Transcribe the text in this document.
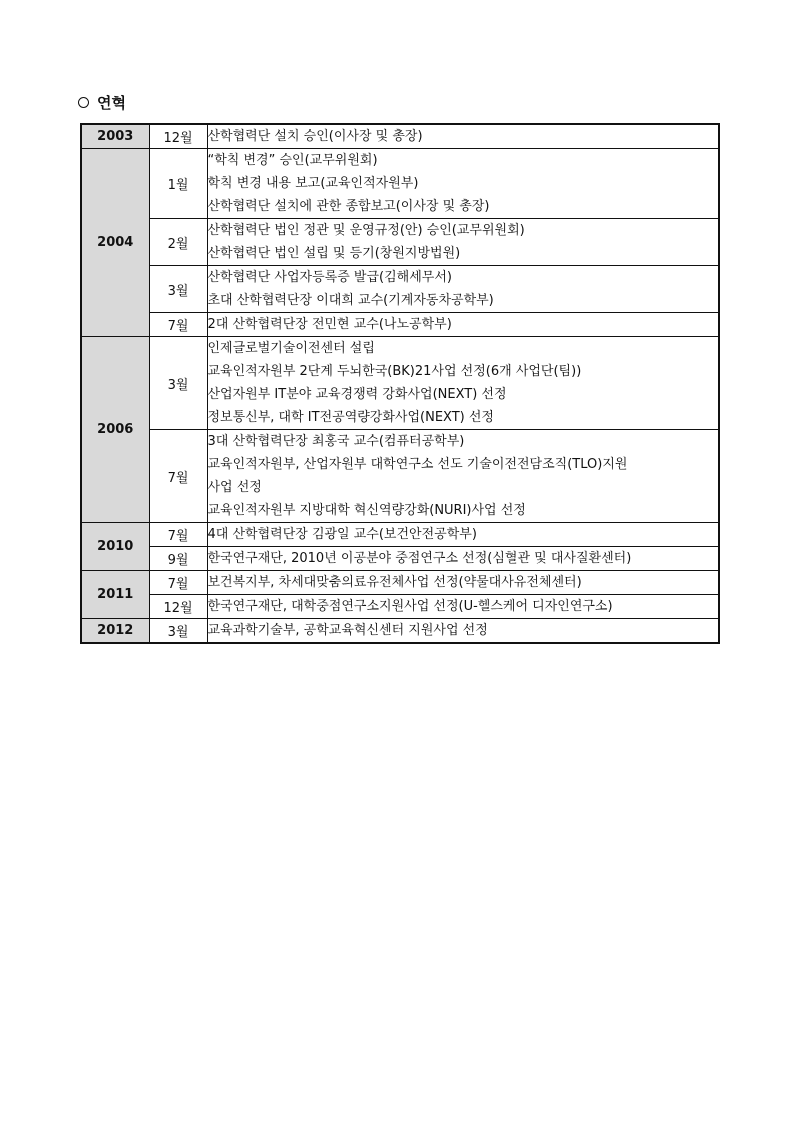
연혁
2003	12월	산학협력단 설치 승인(이사장 및 총장)

2004	1월	“학칙 변경” 승인(교무위원회)
학칙 변경 내용 보고(교육인적자원부)
산학협력단 설치에 관한 종합보고(이사장 및 총장)

	2월	산학협력단 법인 정관 및 운영규정(안) 승인(교무위원회)
산학협력단 법인 설립 및 등기(창원지방법원)

	3월	산학협력단 사업자등록증 발급(김해세무서)
초대 산학협력단장 이대희 교수(기계자동차공학부)

	7월	2대 산학협력단장 전민현 교수(나노공학부)

2006	3월	인제글로벌기술이전센터 설립
교육인적자원부 2단계 두뇌한국(BK)21사업 선정(6개 사업단(팀))
산업자원부 IT분야 교육경쟁력 강화사업(NEXT) 선정
정보통신부, 대학 IT전공역량강화사업(NEXT) 선정

	7월	3대 산학협력단장 최홍국 교수(컴퓨터공학부)
교육인적자원부, 산업자원부 대학연구소 선도 기술이전전담조직(TLO)지원
사업 선정
교육인적자원부 지방대학 혁신역량강화(NURI)사업 선정

2010	7월	4대 산학협력단장 김광일 교수(보건안전공학부)

	9월	한국연구재단, 2010년 이공분야 중점연구소 선정(심혈관 및 대사질환센터)

2011	7월	보건복지부, 차세대맞춤의료유전체사업 선정(약물대사유전체센터)

	12월	한국연구재단, 대학중점연구소지원사업 선정(U-헬스케어 디자인연구소)

2012	3월	교육과학기술부, 공학교육혁신센터 지원사업 선정
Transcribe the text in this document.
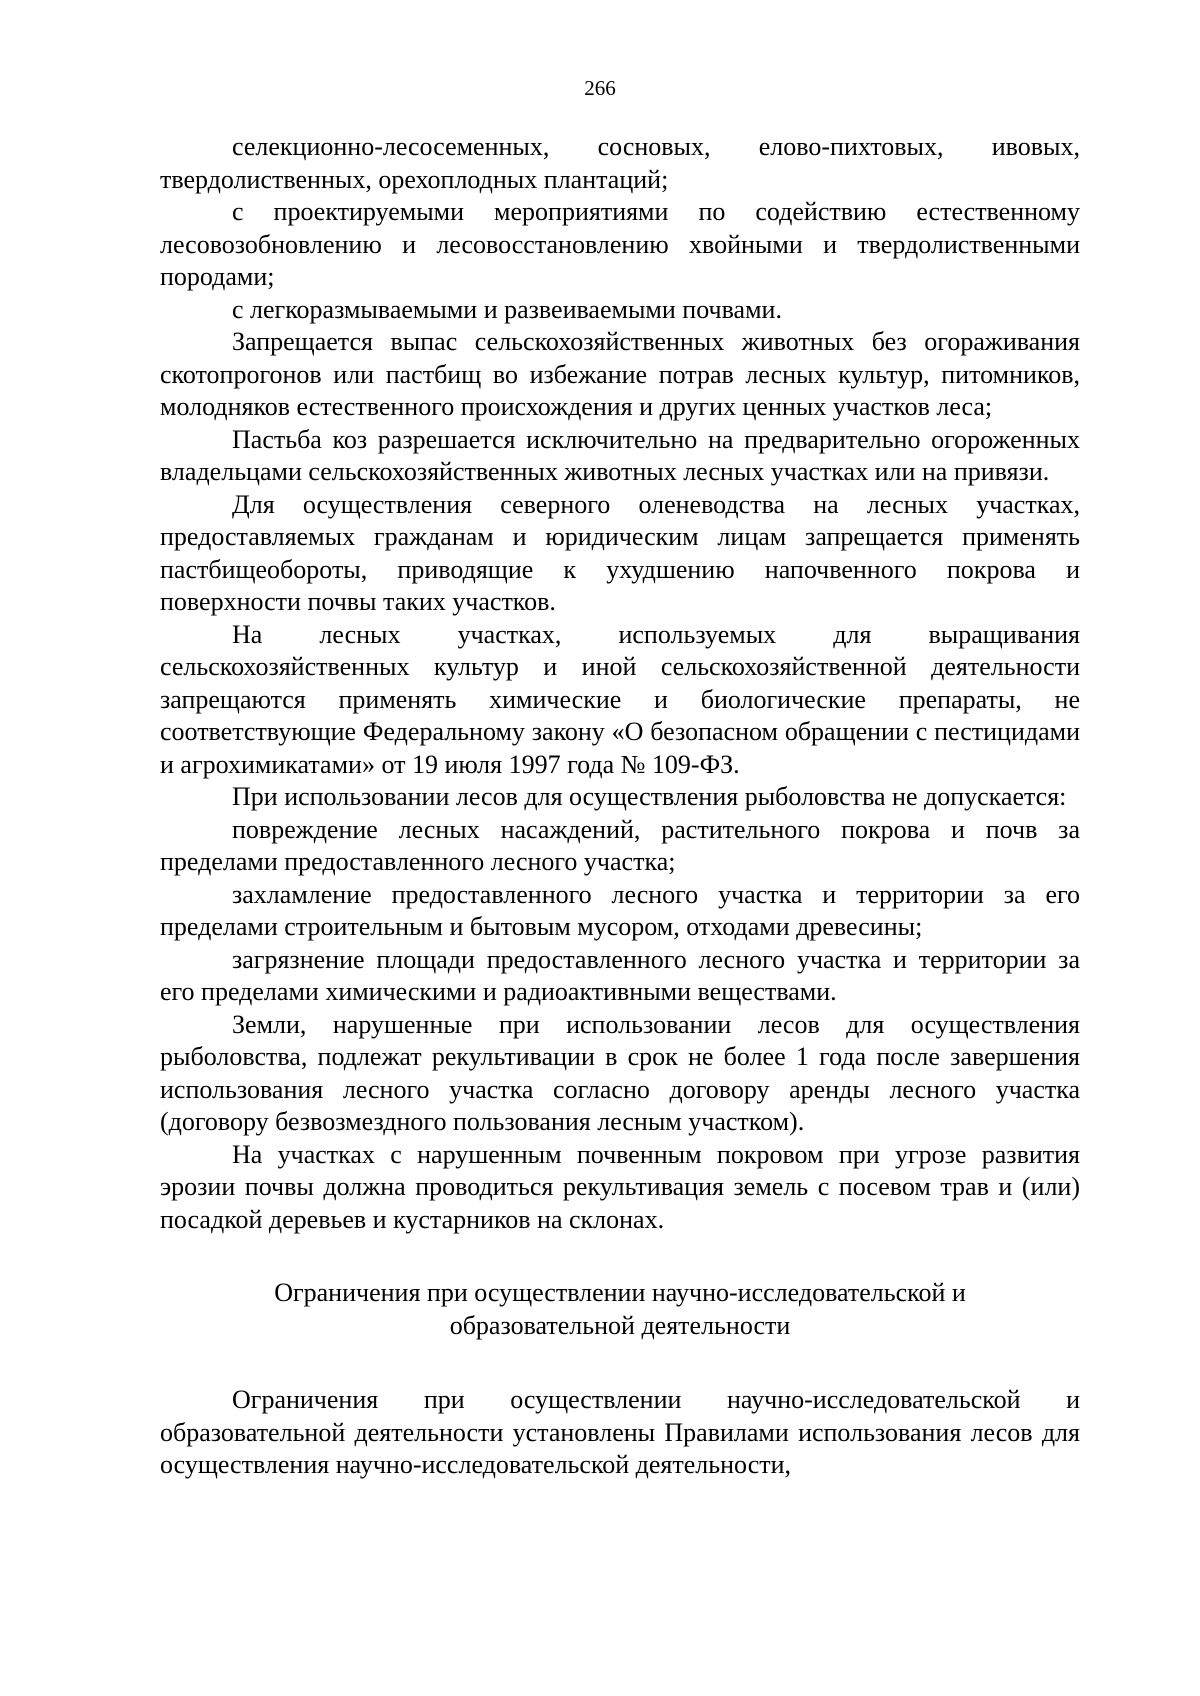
266

селекционно-лесосеменных, сосновых, елово-пихтовых, ивовых, твердолиственных, орехоплодных плантаций;

с проектируемыми мероприятиями по содействию естественному лесовозобновлению и лесовосстановлению хвойными и твердолиственными породами;

с легкоразмываемыми и развеиваемыми почвами.

Запрещается выпас сельскохозяйственных животных без огораживания скотопрогонов или пастбищ во избежание потрав лесных культур, питомников, молодняков естественного происхождения и других ценных участков леса;

Пастьба коз разрешается исключительно на предварительно огороженных владельцами сельскохозяйственных животных лесных участках или на привязи.

Для осуществления северного оленеводства на лесных участках, предоставляемых гражданам и юридическим лицам запрещается применять пастбищеобороты, приводящие к ухудшению напочвенного покрова и поверхности почвы таких участков.

На лесных участках, используемых для выращивания сельскохозяйственных культур и иной сельскохозяйственной деятельности запрещаются применять химические и биологические препараты, не соответствующие Федеральному закону «О безопасном обращении с пестицидами и агрохимикатами» от 19 июля 1997 года № 109-ФЗ.

При использовании лесов для осуществления рыболовства не допускается:

повреждение лесных насаждений, растительного покрова и почв за пределами предоставленного лесного участка;

захламление предоставленного лесного участка и территории за его пределами строительным и бытовым мусором, отходами древесины;

загрязнение площади предоставленного лесного участка и территории за его пределами химическими и радиоактивными веществами.

Земли, нарушенные при использовании лесов для осуществления рыболовства, подлежат рекультивации в срок не более 1 года после завершения использования лесного участка согласно договору аренды лесного участка (договору безвозмездного пользования лесным участком).

На участках с нарушенным почвенным покровом при угрозе развития эрозии почвы должна проводиться рекультивация земель с посевом трав и (или) посадкой деревьев и кустарников на склонах.

Ограничения при осуществлении научно-исследовательской и
образовательной деятельности

Ограничения при осуществлении научно-исследовательской и образовательной деятельности установлены Правилами использования лесов для осуществления научно-исследовательской деятельности,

* * * * * * *

▸ **Job**: Give the number of lines in the entries above that include the string "территории". No other output is expected.

▸ **Complete answer**: 2